Extracts from a graphics dataset
★ ★ ★ ★
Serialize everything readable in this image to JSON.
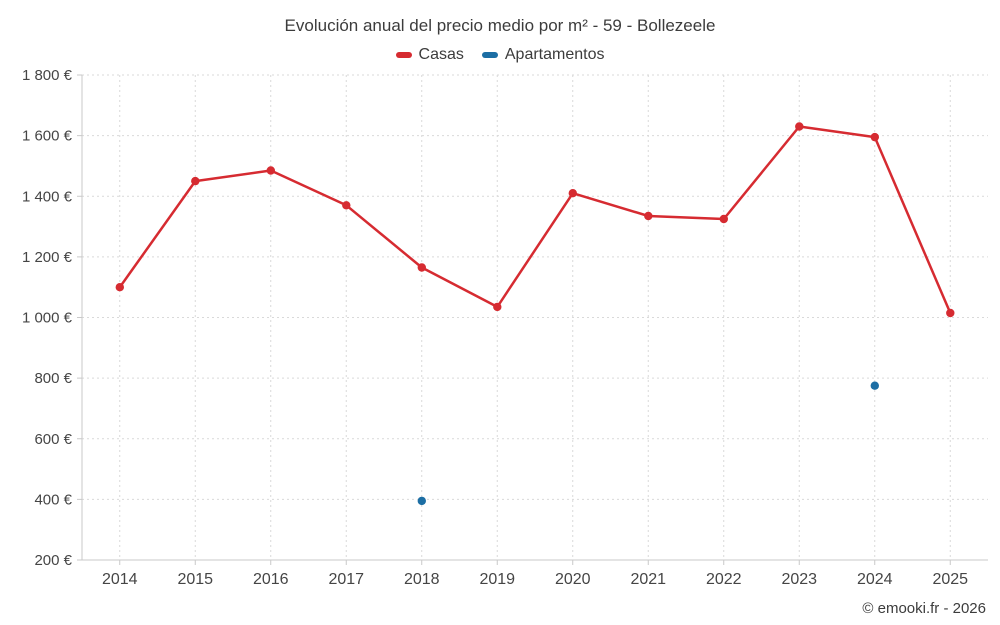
{
  "header": {
    "title": "Evolución anual del precio medio por m² - 59 - Bollezeele"
  },
  "footer": {
    "credit": "© emooki.fr - 2026"
  },
  "chart_data": {
    "type": "line",
    "title": "Evolución anual del precio medio por m² - 59 - Bollezeele",
    "xlabel": "",
    "ylabel": "",
    "categories": [
      "2014",
      "2015",
      "2016",
      "2017",
      "2018",
      "2019",
      "2020",
      "2021",
      "2022",
      "2023",
      "2024",
      "2025"
    ],
    "series": [
      {
        "name": "Casas",
        "color": "#d62b31",
        "values": [
          1100,
          1450,
          1485,
          1370,
          1165,
          1035,
          1410,
          1335,
          1325,
          1630,
          1595,
          1015
        ]
      },
      {
        "name": "Apartamentos",
        "color": "#1c6ea4",
        "values": [
          null,
          null,
          null,
          null,
          395,
          null,
          null,
          null,
          null,
          null,
          775,
          null
        ]
      }
    ],
    "ylim": [
      200,
      1800
    ],
    "ytick_step": 200,
    "ytick_suffix": " €",
    "grid": true,
    "legend_position": "top"
  }
}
★ ★ ★ ★
* [CHALLENGE]
Lines holding the word "Bollezeele" in the entries above are the ones to pull out. Copy them all.

* [EXERCISE RESULT]
    "title": "Evolución anual del precio medio por m² - 59 - Bollezeele"
    "title": "Evolución anual del precio medio por m² - 59 - Bollezeele",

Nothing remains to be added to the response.